** DIRECTIVE **
Look through the material below. Copy each line that contains the string "title".

** BEGIN DATA FOR THE TASK **

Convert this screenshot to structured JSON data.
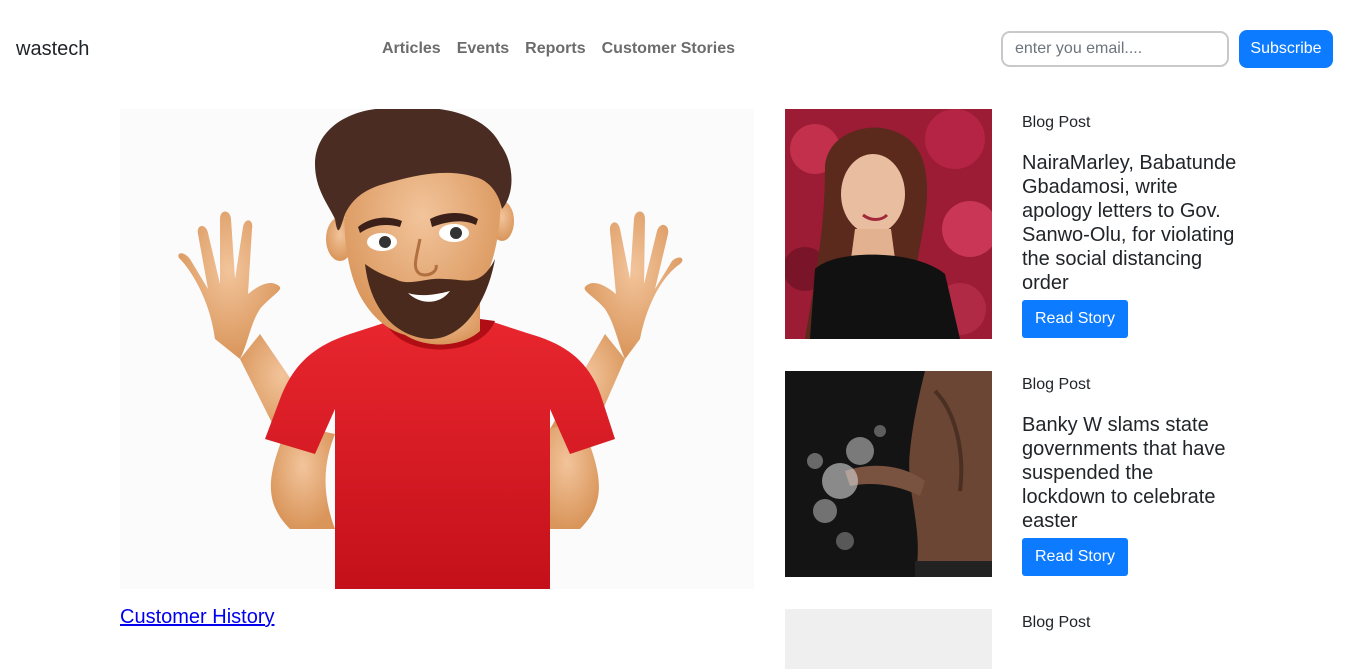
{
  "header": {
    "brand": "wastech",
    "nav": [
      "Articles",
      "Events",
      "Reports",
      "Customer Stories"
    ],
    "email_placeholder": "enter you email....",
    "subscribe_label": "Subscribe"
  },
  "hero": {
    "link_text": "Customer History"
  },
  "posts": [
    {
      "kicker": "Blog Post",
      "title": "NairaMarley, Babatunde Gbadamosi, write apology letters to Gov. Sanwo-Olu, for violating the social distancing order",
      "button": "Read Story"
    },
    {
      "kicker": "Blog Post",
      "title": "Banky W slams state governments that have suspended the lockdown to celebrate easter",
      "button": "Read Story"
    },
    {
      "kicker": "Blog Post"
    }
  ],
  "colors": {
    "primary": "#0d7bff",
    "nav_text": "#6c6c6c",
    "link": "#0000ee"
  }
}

** END DATA FOR THE TASK **

** OUTPUT OF THE TASK **
      "title": "NairaMarley, Babatunde Gbadamosi, write apology letters to Gov. Sanwo-Olu, for violating the social distancing order",
      "title": "Banky W slams state governments that have suspended the lockdown to celebrate easter",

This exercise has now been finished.